**Your task:**
Give every entry again, word for word and in full.

**Provided data:**
-=-=-
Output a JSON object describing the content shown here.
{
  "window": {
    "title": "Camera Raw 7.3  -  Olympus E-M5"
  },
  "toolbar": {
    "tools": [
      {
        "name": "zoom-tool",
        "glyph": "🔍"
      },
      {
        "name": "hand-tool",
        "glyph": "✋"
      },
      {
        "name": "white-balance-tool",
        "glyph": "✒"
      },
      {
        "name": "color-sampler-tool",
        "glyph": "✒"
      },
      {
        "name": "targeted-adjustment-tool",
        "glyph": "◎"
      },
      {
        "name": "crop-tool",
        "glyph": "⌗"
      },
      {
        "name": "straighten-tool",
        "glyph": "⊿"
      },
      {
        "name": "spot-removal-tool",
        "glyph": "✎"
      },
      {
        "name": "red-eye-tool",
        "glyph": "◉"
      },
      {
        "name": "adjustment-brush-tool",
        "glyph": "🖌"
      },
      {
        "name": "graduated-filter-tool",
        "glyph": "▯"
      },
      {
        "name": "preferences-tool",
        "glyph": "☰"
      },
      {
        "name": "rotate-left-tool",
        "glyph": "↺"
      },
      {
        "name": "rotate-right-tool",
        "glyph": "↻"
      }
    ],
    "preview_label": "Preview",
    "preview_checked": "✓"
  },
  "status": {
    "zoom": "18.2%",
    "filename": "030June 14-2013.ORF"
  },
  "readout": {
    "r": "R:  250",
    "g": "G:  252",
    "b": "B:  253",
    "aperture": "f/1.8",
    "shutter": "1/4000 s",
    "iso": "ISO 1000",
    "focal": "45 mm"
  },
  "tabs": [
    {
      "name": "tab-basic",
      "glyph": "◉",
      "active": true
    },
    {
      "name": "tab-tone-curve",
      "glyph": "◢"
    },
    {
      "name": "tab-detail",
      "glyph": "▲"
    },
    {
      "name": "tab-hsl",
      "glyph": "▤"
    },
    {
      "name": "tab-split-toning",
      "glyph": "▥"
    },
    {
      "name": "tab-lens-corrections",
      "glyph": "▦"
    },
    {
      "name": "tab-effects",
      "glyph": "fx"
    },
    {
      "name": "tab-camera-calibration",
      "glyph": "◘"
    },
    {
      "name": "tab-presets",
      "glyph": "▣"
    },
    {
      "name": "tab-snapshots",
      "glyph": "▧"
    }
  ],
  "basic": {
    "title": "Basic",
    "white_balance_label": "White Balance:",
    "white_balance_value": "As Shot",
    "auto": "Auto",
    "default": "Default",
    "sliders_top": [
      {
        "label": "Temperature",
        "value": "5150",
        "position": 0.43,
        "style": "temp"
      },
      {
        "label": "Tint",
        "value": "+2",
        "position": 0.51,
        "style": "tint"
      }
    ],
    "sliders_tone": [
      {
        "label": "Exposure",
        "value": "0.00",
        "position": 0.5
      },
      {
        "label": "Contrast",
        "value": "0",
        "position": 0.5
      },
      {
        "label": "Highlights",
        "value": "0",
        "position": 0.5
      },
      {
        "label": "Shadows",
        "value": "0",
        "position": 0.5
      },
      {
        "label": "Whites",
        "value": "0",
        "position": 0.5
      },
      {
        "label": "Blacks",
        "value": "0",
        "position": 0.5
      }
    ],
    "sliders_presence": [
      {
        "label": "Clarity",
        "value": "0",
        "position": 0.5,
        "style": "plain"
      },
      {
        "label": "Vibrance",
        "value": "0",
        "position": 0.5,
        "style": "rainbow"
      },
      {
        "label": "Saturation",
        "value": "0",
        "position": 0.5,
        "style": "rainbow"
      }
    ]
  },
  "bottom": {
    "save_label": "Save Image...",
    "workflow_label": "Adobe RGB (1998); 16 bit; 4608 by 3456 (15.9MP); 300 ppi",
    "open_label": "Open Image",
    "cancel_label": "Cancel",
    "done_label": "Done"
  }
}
-=-=-
**Answer for the task:**
Output a JSON object describing the content shown here.
{
  "window": {
    "title": "Camera Raw 7.3  -  Olympus E-M5"
  },
  "toolbar": {
    "tools": [
      {
        "name": "zoom-tool",
        "glyph": "🔍"
      },
      {
        "name": "hand-tool",
        "glyph": "✋"
      },
      {
        "name": "white-balance-tool",
        "glyph": "✒"
      },
      {
        "name": "color-sampler-tool",
        "glyph": "✒"
      },
      {
        "name": "targeted-adjustment-tool",
        "glyph": "◎"
      },
      {
        "name": "crop-tool",
        "glyph": "⌗"
      },
      {
        "name": "straighten-tool",
        "glyph": "⊿"
      },
      {
        "name": "spot-removal-tool",
        "glyph": "✎"
      },
      {
        "name": "red-eye-tool",
        "glyph": "◉"
      },
      {
        "name": "adjustment-brush-tool",
        "glyph": "🖌"
      },
      {
        "name": "graduated-filter-tool",
        "glyph": "▯"
      },
      {
        "name": "preferences-tool",
        "glyph": "☰"
      },
      {
        "name": "rotate-left-tool",
        "glyph": "↺"
      },
      {
        "name": "rotate-right-tool",
        "glyph": "↻"
      }
    ],
    "preview_label": "Preview",
    "preview_checked": "✓"
  },
  "status": {
    "zoom": "18.2%",
    "filename": "030June 14-2013.ORF"
  },
  "readout": {
    "r": "R:  250",
    "g": "G:  252",
    "b": "B:  253",
    "aperture": "f/1.8",
    "shutter": "1/4000 s",
    "iso": "ISO 1000",
    "focal": "45 mm"
  },
  "tabs": [
    {
      "name": "tab-basic",
      "glyph": "◉",
      "active": true
    },
    {
      "name": "tab-tone-curve",
      "glyph": "◢"
    },
    {
      "name": "tab-detail",
      "glyph": "▲"
    },
    {
      "name": "tab-hsl",
      "glyph": "▤"
    },
    {
      "name": "tab-split-toning",
      "glyph": "▥"
    },
    {
      "name": "tab-lens-corrections",
      "glyph": "▦"
    },
    {
      "name": "tab-effects",
      "glyph": "fx"
    },
    {
      "name": "tab-camera-calibration",
      "glyph": "◘"
    },
    {
      "name": "tab-presets",
      "glyph": "▣"
    },
    {
      "name": "tab-snapshots",
      "glyph": "▧"
    }
  ],
  "basic": {
    "title": "Basic",
    "white_balance_label": "White Balance:",
    "white_balance_value": "As Shot",
    "auto": "Auto",
    "default": "Default",
    "sliders_top": [
      {
        "label": "Temperature",
        "value": "5150",
        "position": 0.43,
        "style": "temp"
      },
      {
        "label": "Tint",
        "value": "+2",
        "position": 0.51,
        "style": "tint"
      }
    ],
    "sliders_tone": [
      {
        "label": "Exposure",
        "value": "0.00",
        "position": 0.5
      },
      {
        "label": "Contrast",
        "value": "0",
        "position": 0.5
      },
      {
        "label": "Highlights",
        "value": "0",
        "position": 0.5
      },
      {
        "label": "Shadows",
        "value": "0",
        "position": 0.5
      },
      {
        "label": "Whites",
        "value": "0",
        "position": 0.5
      },
      {
        "label": "Blacks",
        "value": "0",
        "position": 0.5
      }
    ],
    "sliders_presence": [
      {
        "label": "Clarity",
        "value": "0",
        "position": 0.5,
        "style": "plain"
      },
      {
        "label": "Vibrance",
        "value": "0",
        "position": 0.5,
        "style": "rainbow"
      },
      {
        "label": "Saturation",
        "value": "0",
        "position": 0.5,
        "style": "rainbow"
      }
    ]
  },
  "bottom": {
    "save_label": "Save Image...",
    "workflow_label": "Adobe RGB (1998); 16 bit; 4608 by 3456 (15.9MP); 300 ppi",
    "open_label": "Open Image",
    "cancel_label": "Cancel",
    "done_label": "Done"
  }
}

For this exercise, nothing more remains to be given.